## Task brief
Copy the records below exactly as they are written.

## Listing
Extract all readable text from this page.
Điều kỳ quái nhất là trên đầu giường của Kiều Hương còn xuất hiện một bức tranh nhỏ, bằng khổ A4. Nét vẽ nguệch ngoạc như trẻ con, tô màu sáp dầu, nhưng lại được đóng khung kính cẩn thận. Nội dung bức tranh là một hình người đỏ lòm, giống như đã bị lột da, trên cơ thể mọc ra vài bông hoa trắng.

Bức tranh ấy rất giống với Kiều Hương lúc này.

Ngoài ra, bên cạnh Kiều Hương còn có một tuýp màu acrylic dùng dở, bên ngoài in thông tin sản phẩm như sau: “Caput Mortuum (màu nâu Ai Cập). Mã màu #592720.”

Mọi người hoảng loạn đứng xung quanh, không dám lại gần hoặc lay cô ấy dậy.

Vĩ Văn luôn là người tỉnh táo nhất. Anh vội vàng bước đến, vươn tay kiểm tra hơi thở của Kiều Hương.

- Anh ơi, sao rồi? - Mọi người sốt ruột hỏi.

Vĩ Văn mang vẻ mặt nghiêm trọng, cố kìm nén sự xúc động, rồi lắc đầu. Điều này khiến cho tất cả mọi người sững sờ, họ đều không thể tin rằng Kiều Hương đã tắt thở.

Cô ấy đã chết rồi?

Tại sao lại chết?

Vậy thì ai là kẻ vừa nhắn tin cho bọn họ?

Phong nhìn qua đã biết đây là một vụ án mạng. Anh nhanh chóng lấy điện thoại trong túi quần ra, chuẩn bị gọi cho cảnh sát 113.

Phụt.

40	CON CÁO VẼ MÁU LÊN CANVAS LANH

## Exercise answer
Extract all readable text from this page.
Điều kỳ quái nhất là trên đầu giường của Kiều Hương còn xuất hiện một bức tranh nhỏ, bằng khổ A4. Nét vẽ nguệch ngoạc như trẻ con, tô màu sáp dầu, nhưng lại được đóng khung kính cẩn thận. Nội dung bức tranh là một hình người đỏ lòm, giống như đã bị lột da, trên cơ thể mọc ra vài bông hoa trắng.

Bức tranh ấy rất giống với Kiều Hương lúc này.

Ngoài ra, bên cạnh Kiều Hương còn có một tuýp màu acrylic dùng dở, bên ngoài in thông tin sản phẩm như sau: “Caput Mortuum (màu nâu Ai Cập). Mã màu #592720.”

Mọi người hoảng loạn đứng xung quanh, không dám lại gần hoặc lay cô ấy dậy.

Vĩ Văn luôn là người tỉnh táo nhất. Anh vội vàng bước đến, vươn tay kiểm tra hơi thở của Kiều Hương.

- Anh ơi, sao rồi? - Mọi người sốt ruột hỏi.

Vĩ Văn mang vẻ mặt nghiêm trọng, cố kìm nén sự xúc động, rồi lắc đầu. Điều này khiến cho tất cả mọi người sững sờ, họ đều không thể tin rằng Kiều Hương đã tắt thở.

Cô ấy đã chết rồi?

Tại sao lại chết?

Vậy thì ai là kẻ vừa nhắn tin cho bọn họ?

Phong nhìn qua đã biết đây là một vụ án mạng. Anh nhanh chóng lấy điện thoại trong túi quần ra, chuẩn bị gọi cho cảnh sát 113.

Phụt.

40	CON CÁO VẼ MÁU LÊN CANVAS LANH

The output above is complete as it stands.